* [REQUEST]:
In the data below, find each line containing the string "name" and return it.

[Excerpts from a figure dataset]
----
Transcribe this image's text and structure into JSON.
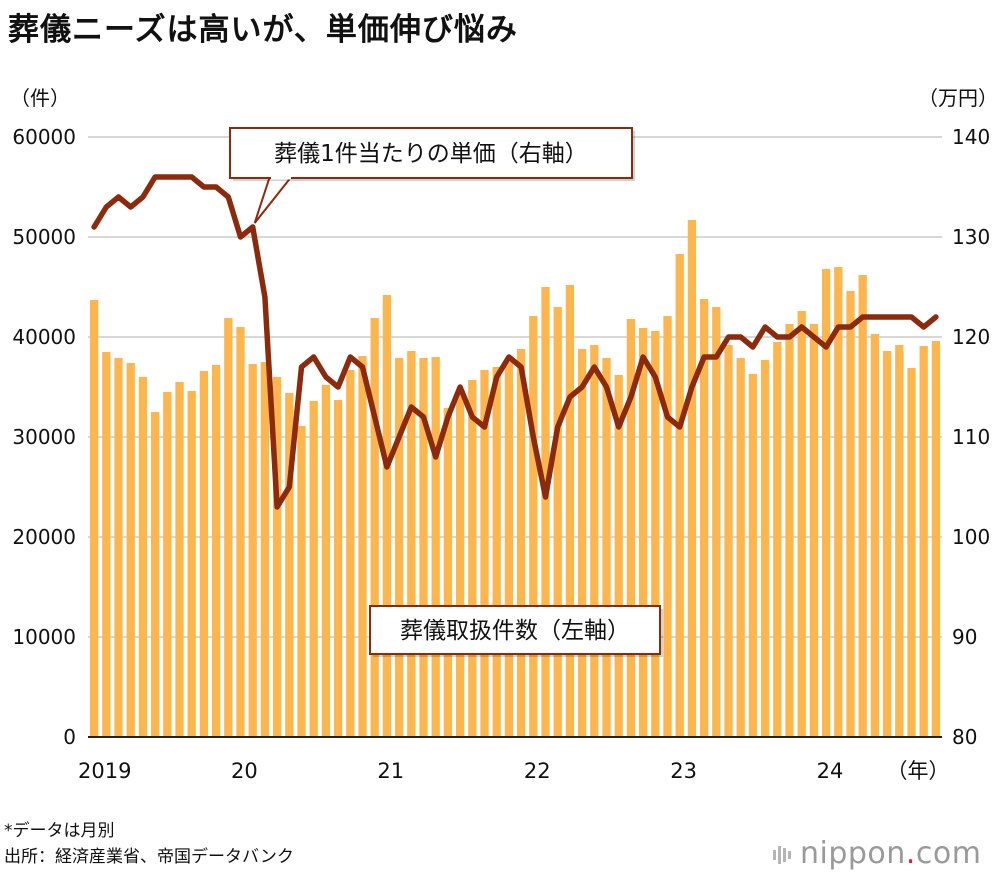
{
  "title": "葬儀ニーズは高いが、単価伸び悩み",
  "left_unit": "（件）",
  "right_unit": "（万円）",
  "notes": {
    "line1": "*データは月別",
    "line2": "出所：経済産業省、帝国データバンク"
  },
  "logo": {
    "name": "nippon",
    "dot": ".",
    "suffix": "com"
  },
  "colors": {
    "bars": "#FDB64E",
    "line": "#8B2A0C",
    "annotation_border": "#8B2A0C",
    "grid": "#cccccc"
  },
  "chart_data": {
    "type": "bar",
    "title": "葬儀ニーズは高いが、単価伸び悩み",
    "x_tick_labels": [
      "2019",
      "20",
      "21",
      "22",
      "23",
      "24",
      "（年）"
    ],
    "y_left_ticks": [
      "60000",
      "50000",
      "40000",
      "30000",
      "20000",
      "10000",
      "0"
    ],
    "y_right_ticks": [
      "140",
      "130",
      "120",
      "110",
      "100",
      "90",
      "80"
    ],
    "y_left_range": [
      0,
      60000
    ],
    "y_right_range": [
      80,
      140
    ],
    "grid": true,
    "series": [
      {
        "name": "葬儀取扱件数（左軸）",
        "type": "bar",
        "axis": "left",
        "values": [
          43700,
          38500,
          37900,
          37400,
          36000,
          32500,
          34500,
          35500,
          34600,
          36600,
          37200,
          41900,
          41000,
          37300,
          37500,
          36000,
          34400,
          31100,
          33600,
          35200,
          33700,
          36700,
          38100,
          41900,
          44200,
          37900,
          38600,
          37900,
          38000,
          32900,
          34600,
          35700,
          36700,
          37000,
          37500,
          38800,
          42100,
          45000,
          43000,
          45200,
          38800,
          39200,
          37900,
          36200,
          41800,
          40900,
          40600,
          42100,
          48300,
          51700,
          43800,
          43000,
          39200,
          37900,
          36300,
          37700,
          39500,
          41300,
          42600,
          41300,
          46800,
          47000,
          44600,
          46200,
          40300,
          38600,
          39200,
          36900,
          39100,
          39600
        ]
      },
      {
        "name": "葬儀1件当たりの単価（右軸）",
        "type": "line",
        "axis": "right",
        "values": [
          131,
          133,
          134,
          133,
          134,
          136,
          136,
          136,
          136,
          135,
          135,
          134,
          130,
          131,
          124,
          103,
          105,
          117,
          118,
          116,
          115,
          118,
          117,
          112,
          107,
          110,
          113,
          112,
          108,
          112,
          115,
          112,
          111,
          116,
          118,
          117,
          110,
          104,
          111,
          114,
          115,
          117,
          115,
          111,
          114,
          118,
          116,
          112,
          111,
          115,
          118,
          118,
          120,
          120,
          119,
          121,
          120,
          120,
          121,
          120,
          119,
          121,
          121,
          122,
          122,
          122,
          122,
          122,
          121,
          122
        ]
      }
    ],
    "annotations": [
      "葬儀1件当たりの単価（右軸）",
      "葬儀取扱件数（左軸）"
    ]
  }
}
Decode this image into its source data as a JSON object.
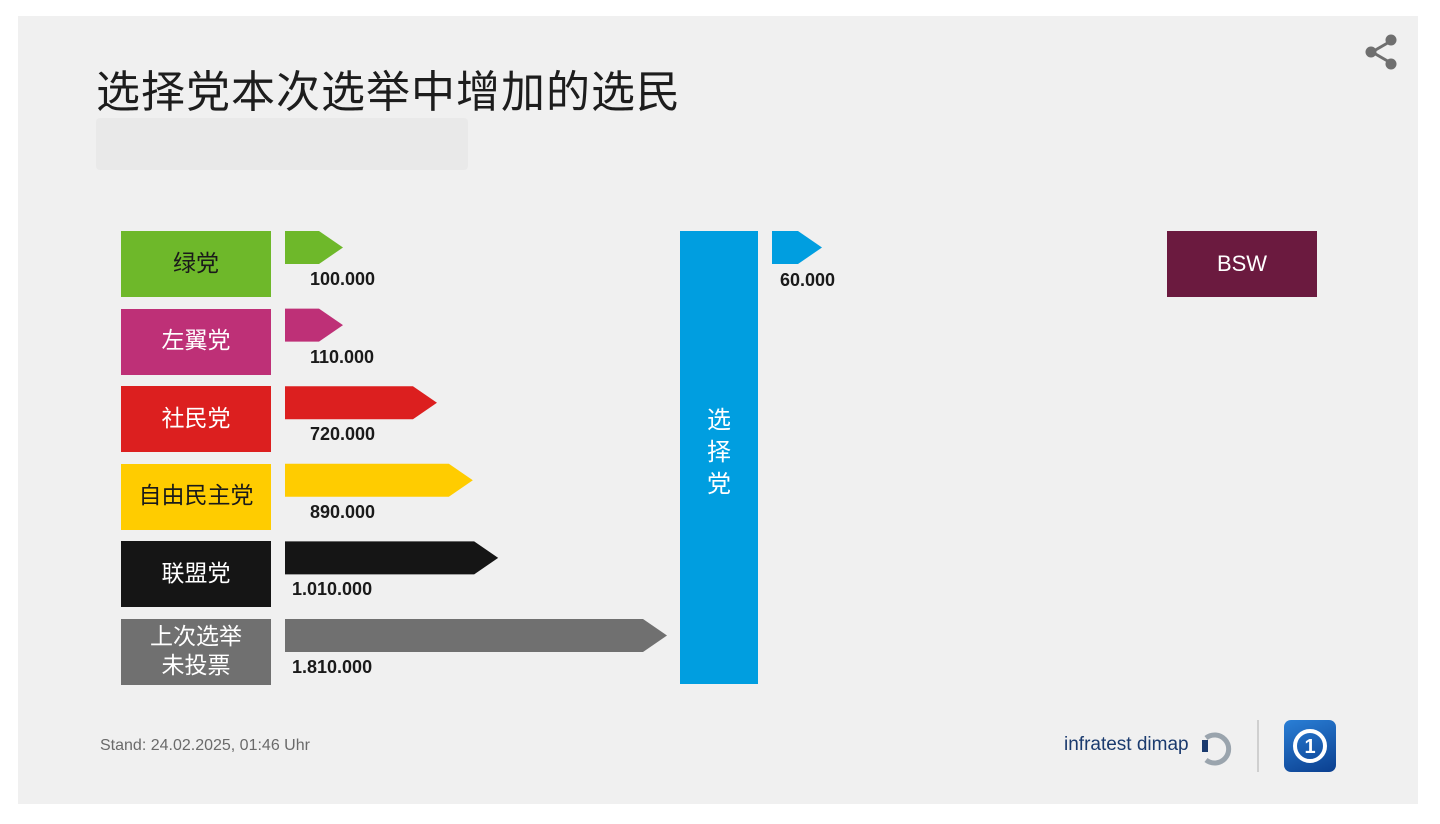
{
  "title": "选择党本次选举中增加的选民",
  "share_icon": "share-icon",
  "chart_data": {
    "type": "bar",
    "title": "选择党本次选举中增加的选民",
    "target": "选择党",
    "target_color": "#009ee0",
    "sources": [
      {
        "name": "绿党",
        "value": 100000,
        "label": "100.000",
        "color": "#6eb82a",
        "text_color": "#1a1a1a"
      },
      {
        "name": "左翼党",
        "value": 110000,
        "label": "110.000",
        "color": "#be3077",
        "text_color": "#ffffff"
      },
      {
        "name": "社民党",
        "value": 720000,
        "label": "720.000",
        "color": "#dc1f1f",
        "text_color": "#ffffff"
      },
      {
        "name": "自由民主党",
        "value": 890000,
        "label": "890.000",
        "color": "#ffcc00",
        "text_color": "#1a1a1a"
      },
      {
        "name": "联盟党",
        "value": 1010000,
        "label": "1.010.000",
        "color": "#151515",
        "text_color": "#ffffff"
      },
      {
        "name": "上次选举\n未投票",
        "value": 1810000,
        "label": "1.810.000",
        "color": "#707070",
        "text_color": "#ffffff"
      }
    ],
    "outflow": {
      "name": "BSW",
      "value": 60000,
      "label": "60.000",
      "color": "#6b1a3f",
      "arrow_color": "#009ee0"
    }
  },
  "footer": {
    "stand": "Stand:  24.02.2025, 01:46 Uhr",
    "source": "infratest dimap"
  }
}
----
* [RESULT FOR THIS TASK]:
    "name": "nippon",
        "name": "葬儀取扱件数（左軸）",
        "name": "葬儀1件当たりの単価（右軸）",
        "name": "绿党",
        "name": "左翼党",
        "name": "社民党",
        "name": "自由民主党",
        "name": "联盟党",
        "name": "上次选举\n未投票",
      "name": "BSW",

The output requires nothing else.